**INPUT ROWS:**
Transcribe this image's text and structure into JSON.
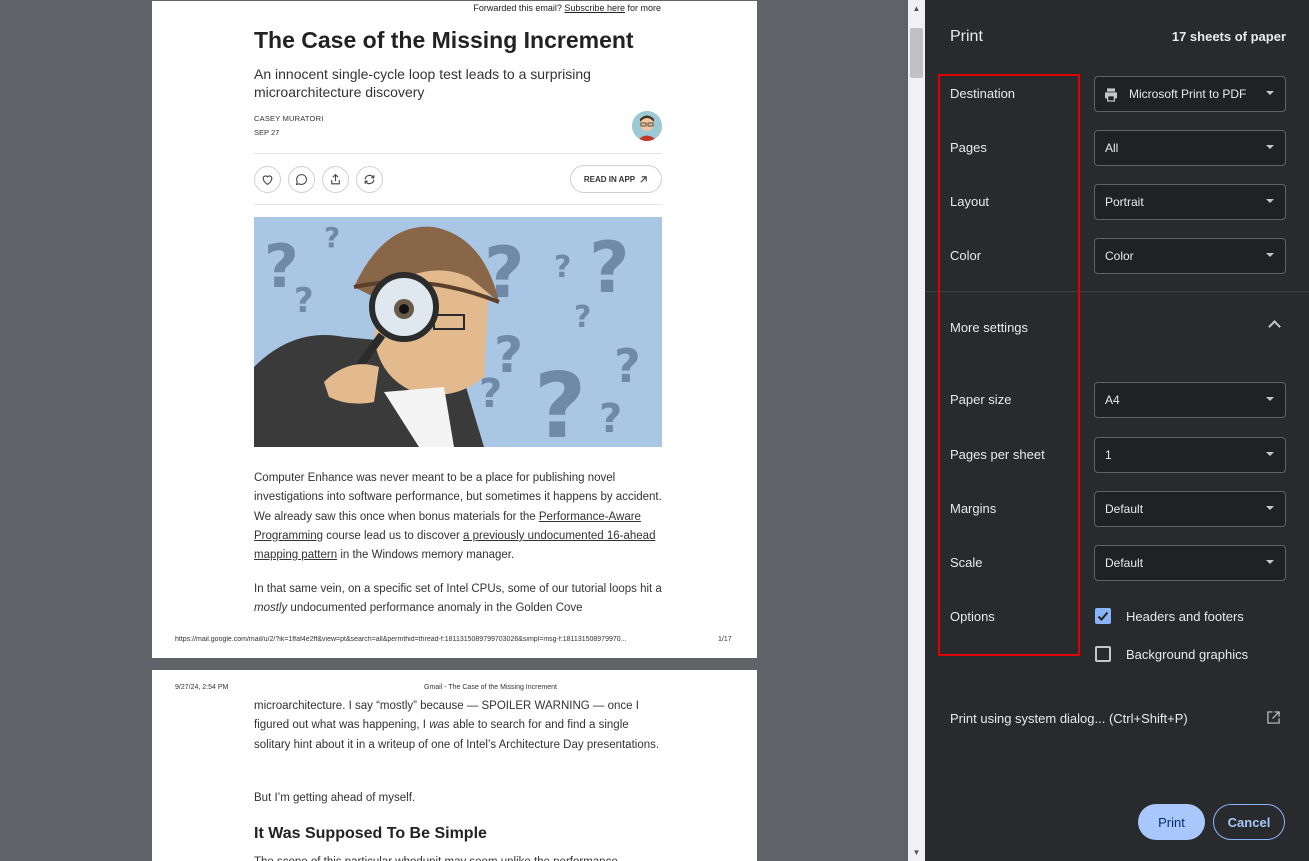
{
  "preview": {
    "page1": {
      "forwarded_prefix": "Forwarded this email?",
      "subscribe_link": "Subscribe here",
      "forwarded_suffix": "for more",
      "title": "The Case of the Missing Increment",
      "subtitle": "An innocent single-cycle loop test leads to a surprising microarchitecture discovery",
      "author": "CASEY MURATORI",
      "date": "SEP 27",
      "read_in_app": "READ IN APP",
      "para1_a": "Computer Enhance was never meant to be a place for publishing novel investigations into software performance, but sometimes it happens by accident. We already saw this once when bonus materials for the ",
      "para1_link1": "Performance-Aware Programming",
      "para1_b": " course lead us to discover ",
      "para1_link2": "a previously undocumented 16-ahead mapping pattern",
      "para1_c": " in the Windows memory manager.",
      "para2_a": "In that same vein, on a specific set of Intel CPUs, some of our tutorial loops hit a ",
      "para2_em": "mostly",
      "para2_b": " undocumented performance anomaly in the Golden Cove",
      "footer_url": "https://mail.google.com/mail/u/2/?ik=1ffaf4e2ff&view=pt&search=all&permthid=thread-f:1811315089799703026&simpl=msg-f:181131508979970...",
      "footer_page": "1/17"
    },
    "page2": {
      "header_date": "9/27/24, 2:54 PM",
      "header_title": "Gmail - The Case of the Missing Increment",
      "para1_a": "microarchitecture. I say “mostly” because — SPOILER WARNING — once I figured out what was happening, I ",
      "para1_em": "was",
      "para1_b": " able to search for and find a single solitary hint about it in a writeup of one of Intel’s Architecture Day presentations.",
      "para2": "But I’m getting ahead of myself.",
      "heading": "It Was Supposed To Be Simple",
      "para3": "The scope of this particular whodunit may seem unlike the performance"
    }
  },
  "panel": {
    "title": "Print",
    "sheets": "17 sheets of paper",
    "destination_label": "Destination",
    "destination_value": "Microsoft Print to PDF",
    "pages_label": "Pages",
    "pages_value": "All",
    "layout_label": "Layout",
    "layout_value": "Portrait",
    "color_label": "Color",
    "color_value": "Color",
    "more_settings": "More settings",
    "paper_size_label": "Paper size",
    "paper_size_value": "A4",
    "pps_label": "Pages per sheet",
    "pps_value": "1",
    "margins_label": "Margins",
    "margins_value": "Default",
    "scale_label": "Scale",
    "scale_value": "Default",
    "options_label": "Options",
    "headers_footers": "Headers and footers",
    "background_graphics": "Background graphics",
    "system_dialog": "Print using system dialog... (Ctrl+Shift+P)",
    "print_button": "Print",
    "cancel_button": "Cancel"
  },
  "colors": {
    "panel_bg": "#292a2d",
    "accent": "#8ab4f8",
    "highlight": "#e00000",
    "hero_bg": "#a9c6e4"
  },
  "state": {
    "headers_footers_checked": true,
    "background_graphics_checked": false
  }
}
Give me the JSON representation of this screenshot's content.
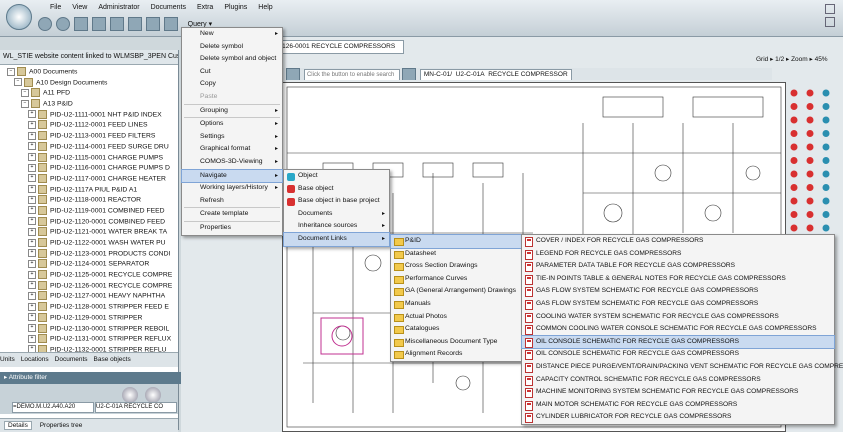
{
  "menubar": {
    "items": [
      "File",
      "View",
      "Administrator",
      "Documents",
      "Extra",
      "Plugins",
      "Help"
    ]
  },
  "toolbar": {
    "query_label": "Query"
  },
  "left_panel": {
    "header": "WL_STIE  website content linked to WLMSBP_3PEN  Cus",
    "tree": [
      {
        "indent": 1,
        "label": "A00  Documents"
      },
      {
        "indent": 2,
        "label": "A10  Design Documents"
      },
      {
        "indent": 3,
        "label": "A11   PFD"
      },
      {
        "indent": 3,
        "label": "A13   P&ID"
      },
      {
        "indent": 4,
        "label": "PID-U2-1111-0001  NHT P&ID INDEX"
      },
      {
        "indent": 4,
        "label": "PID-U2-1112-0001  FEED LINES"
      },
      {
        "indent": 4,
        "label": "PID-U2-1113-0001  FEED FILTERS"
      },
      {
        "indent": 4,
        "label": "PID-U2-1114-0001  FEED SURGE DRU"
      },
      {
        "indent": 4,
        "label": "PID-U2-1115-0001  CHARGE PUMPS"
      },
      {
        "indent": 4,
        "label": "PID-U2-1116-0001  CHARGE PUMPS D"
      },
      {
        "indent": 4,
        "label": "PID-U2-1117-0001  CHARGE HEATER"
      },
      {
        "indent": 4,
        "label": "PID-U2-1117A  PIUL P&ID A1"
      },
      {
        "indent": 4,
        "label": "PID-U2-1118-0001  REACTOR"
      },
      {
        "indent": 4,
        "label": "PID-U2-1119-0001  COMBINED FEED"
      },
      {
        "indent": 4,
        "label": "PID-U2-1120-0001  COMBINED FEED"
      },
      {
        "indent": 4,
        "label": "PID-U2-1121-0001  WATER BREAK TA"
      },
      {
        "indent": 4,
        "label": "PID-U2-1122-0001  WASH WATER PU"
      },
      {
        "indent": 4,
        "label": "PID-U2-1123-0001  PRODUCTS CONDI"
      },
      {
        "indent": 4,
        "label": "PID-U2-1124-0001  SEPARATOR"
      },
      {
        "indent": 4,
        "label": "PID-U2-1125-0001  RECYCLE COMPRE"
      },
      {
        "indent": 4,
        "label": "PID-U2-1126-0001  RECYCLE COMPRE"
      },
      {
        "indent": 4,
        "label": "PID-U2-1127-0001  HEAVY NAPHTHA"
      },
      {
        "indent": 4,
        "label": "PID-U2-1128-0001  STRIPPER FEED E"
      },
      {
        "indent": 4,
        "label": "PID-U2-1129-0001  STRIPPER"
      },
      {
        "indent": 4,
        "label": "PID-U2-1130-0001  STRIPPER REBOIL"
      },
      {
        "indent": 4,
        "label": "PID-U2-1131-0001  STRIPPER REFLUX"
      },
      {
        "indent": 4,
        "label": "PID-U2-1132-0001  STRIPPER REFLU"
      }
    ],
    "tabs": [
      "Units",
      "Locations",
      "Documents",
      "Base objects"
    ],
    "attribute_filter": "Attribute filter",
    "attr_values": [
      "=DEMO.M.U2.A40.A20",
      "U2-C-01A RECYCLE CO"
    ],
    "bottom_tabs": [
      "Details",
      "Properties tree"
    ]
  },
  "document": {
    "tab_title": "1126-0001  RECYCLE COMPRESSORS",
    "grid_label": "Grid",
    "page": "1/2",
    "zoom_label": "Zoom",
    "zoom_value": "45%",
    "input_placeholder": "Click the button to enable search",
    "breadcrumb": [
      "MN-C-01/",
      "U2-C-01A",
      "RECYCLE COMPRESSOR"
    ]
  },
  "context_menu": {
    "items": [
      {
        "label": "New",
        "arrow": true
      },
      {
        "label": "Delete symbol"
      },
      {
        "label": "Delete symbol and object"
      },
      {
        "label": "Cut"
      },
      {
        "label": "Copy"
      },
      {
        "label": "Paste",
        "disabled": true
      },
      {
        "label": "Grouping",
        "arrow": true,
        "sep": true
      },
      {
        "label": "Options",
        "arrow": true,
        "sep": true
      },
      {
        "label": "Settings",
        "arrow": true
      },
      {
        "label": "Graphical format",
        "arrow": true
      },
      {
        "label": "COMOS-3D-Viewing",
        "arrow": true
      },
      {
        "label": "Navigate",
        "arrow": true,
        "highlight": true,
        "sep": true
      },
      {
        "label": "Working layers/History",
        "arrow": true
      },
      {
        "label": "Refresh"
      },
      {
        "label": "Create template",
        "sep": true
      },
      {
        "label": "Properties",
        "sep": true
      }
    ]
  },
  "navigate_menu": {
    "items": [
      {
        "label": "Object"
      },
      {
        "label": "Base object"
      },
      {
        "label": "Base object in base project"
      },
      {
        "label": "Documents",
        "arrow": true
      },
      {
        "label": "Inheritance sources",
        "arrow": true
      },
      {
        "label": "Document Links",
        "arrow": true,
        "highlight": true
      }
    ]
  },
  "doc_types_menu": {
    "items": [
      {
        "label": "P&ID",
        "highlight": true
      },
      {
        "label": "Datasheet"
      },
      {
        "label": "Cross Section Drawings"
      },
      {
        "label": "Performance Curves"
      },
      {
        "label": "GA (General Arrangement) Drawings"
      },
      {
        "label": "Manuals"
      },
      {
        "label": "Actual Photos"
      },
      {
        "label": "Catalogues"
      },
      {
        "label": "Miscellaneous Document Type"
      },
      {
        "label": "Alignment Records"
      }
    ]
  },
  "doc_links_menu": {
    "items": [
      {
        "label": "COVER / INDEX FOR RECYCLE GAS COMPRESSORS"
      },
      {
        "label": "LEGEND FOR RECYCLE GAS COMPRESSORS"
      },
      {
        "label": "PARAMETER DATA TABLE FOR RECYCLE GAS COMPRESSORS"
      },
      {
        "label": "TIE-IN POINTS TABLE & GENERAL NOTES FOR RECYCLE GAS COMPRESSORS"
      },
      {
        "label": "GAS FLOW SYSTEM SCHEMATIC FOR RECYCLE GAS COMPRESSORS"
      },
      {
        "label": "GAS FLOW SYSTEM SCHEMATIC FOR RECYCLE GAS COMPRESSORS"
      },
      {
        "label": "COOLING WATER SYSTEM SCHEMATIC FOR RECYCLE GAS COMPRESSORS"
      },
      {
        "label": "COMMON COOLING WATER CONSOLE SCHEMATIC FOR RECYCLE GAS COMPRESSORS"
      },
      {
        "label": "OIL CONSOLE SCHEMATIC FOR RECYCLE GAS COMPRESSORS",
        "highlight": true
      },
      {
        "label": "OIL CONSOLE SCHEMATIC FOR RECYCLE GAS COMPRESSORS"
      },
      {
        "label": "DISTANCE PIECE PURGE/VENT/DRAIN/PACKING VENT SCHEMATIC FOR RECYCLE GAS COMPRESSORS"
      },
      {
        "label": "CAPACITY CONTROL SCHEMATIC FOR RECYCLE GAS COMPRESSORS"
      },
      {
        "label": "MACHINE MONITORING SYSTEM SCHEMATIC FOR RECYCLE GAS COMPRESSORS"
      },
      {
        "label": "MAIN MOTOR SCHEMATIC FOR RECYCLE GAS COMPRESSORS"
      },
      {
        "label": "CYLINDER LUBRICATOR FOR RECYCLE GAS COMPRESSORS"
      }
    ]
  },
  "colors": {
    "highlight": "#c9daf0",
    "tool_red": "#d83030",
    "accent": "#5d7a8c"
  }
}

**JOB:**
Extract every line above that contains the word "undocumented".

**EXERCISE ANSWER:**
      "para1_link2": "a previously undocumented 16-ahead mapping pattern",
      "para2_b": " undocumented performance anomaly in the Golden Cove",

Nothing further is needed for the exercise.